# Supplied material start
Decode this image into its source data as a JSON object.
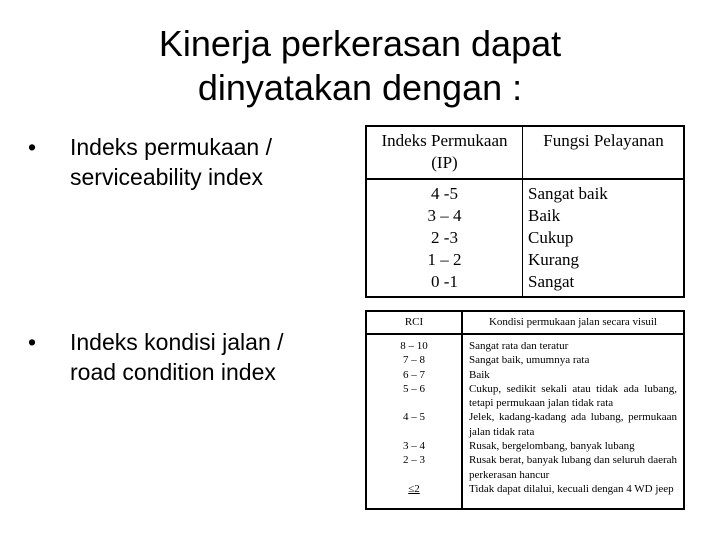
{
  "title": [
    "Kinerja perkerasan dapat",
    "dinyatakan dengan :"
  ],
  "bullets": [
    {
      "lines": [
        "Indeks permukaan /",
        "serviceability index"
      ]
    },
    {
      "lines": [
        "Indeks kondisi jalan /",
        "road condition index"
      ]
    }
  ],
  "table_ip": {
    "headers": [
      "Indeks Permukaan",
      "(IP)",
      "Fungsi Pelayanan"
    ],
    "rows": [
      {
        "ip": "4 -5",
        "fungsi": "Sangat baik"
      },
      {
        "ip": "3 – 4",
        "fungsi": "Baik"
      },
      {
        "ip": "2 -3",
        "fungsi": "Cukup"
      },
      {
        "ip": "1 – 2",
        "fungsi": "Kurang"
      },
      {
        "ip": "0 -1",
        "fungsi": "Sangat"
      }
    ]
  },
  "table_rci": {
    "headers": [
      "RCI",
      "Kondisi permukaan jalan secara visuil"
    ],
    "rows": [
      {
        "rci": "8 – 10",
        "kondisi": "Sangat rata dan teratur"
      },
      {
        "rci": "7 – 8",
        "kondisi": "Sangat baik, umumnya rata"
      },
      {
        "rci": "6 – 7",
        "kondisi": "Baik"
      },
      {
        "rci": "5 – 6",
        "kondisi": "Cukup, sedikit sekali atau tidak ada lubang, tetapi permukaan jalan tidak rata"
      },
      {
        "rci": "4 – 5",
        "kondisi": "Jelek, kadang-kadang ada lubang, permukaan jalan tidak rata"
      },
      {
        "rci": "3 – 4",
        "kondisi": "Rusak, bergelombang, banyak lubang"
      },
      {
        "rci": "2 – 3",
        "kondisi": "Rusak berat, banyak lubang dan seluruh daerah perkerasan hancur"
      },
      {
        "rci": "≤2",
        "kondisi": "Tidak dapat dilalui, kecuali dengan 4 WD jeep"
      }
    ]
  }
}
# Supplied material end
Task statement » Write out the entries above word for word. Do not include the pictures.

Problem solution »
Decode this image into its source data as a JSON object.
{
  "title": [
    "Kinerja perkerasan dapat",
    "dinyatakan dengan :"
  ],
  "bullets": [
    {
      "lines": [
        "Indeks permukaan /",
        "serviceability index"
      ]
    },
    {
      "lines": [
        "Indeks kondisi jalan /",
        "road condition index"
      ]
    }
  ],
  "table_ip": {
    "headers": [
      "Indeks Permukaan",
      "(IP)",
      "Fungsi Pelayanan"
    ],
    "rows": [
      {
        "ip": "4 -5",
        "fungsi": "Sangat baik"
      },
      {
        "ip": "3 – 4",
        "fungsi": "Baik"
      },
      {
        "ip": "2 -3",
        "fungsi": "Cukup"
      },
      {
        "ip": "1 – 2",
        "fungsi": "Kurang"
      },
      {
        "ip": "0 -1",
        "fungsi": "Sangat"
      }
    ]
  },
  "table_rci": {
    "headers": [
      "RCI",
      "Kondisi permukaan jalan secara visuil"
    ],
    "rows": [
      {
        "rci": "8 – 10",
        "kondisi": "Sangat rata dan teratur"
      },
      {
        "rci": "7 – 8",
        "kondisi": "Sangat baik, umumnya rata"
      },
      {
        "rci": "6 – 7",
        "kondisi": "Baik"
      },
      {
        "rci": "5 – 6",
        "kondisi": "Cukup, sedikit sekali atau tidak ada lubang, tetapi permukaan jalan tidak rata"
      },
      {
        "rci": "4 – 5",
        "kondisi": "Jelek, kadang-kadang ada lubang, permukaan jalan tidak rata"
      },
      {
        "rci": "3 – 4",
        "kondisi": "Rusak, bergelombang, banyak lubang"
      },
      {
        "rci": "2 – 3",
        "kondisi": "Rusak berat, banyak lubang dan seluruh daerah perkerasan hancur"
      },
      {
        "rci": "≤2",
        "kondisi": "Tidak dapat dilalui, kecuali dengan 4 WD jeep"
      }
    ]
  }
}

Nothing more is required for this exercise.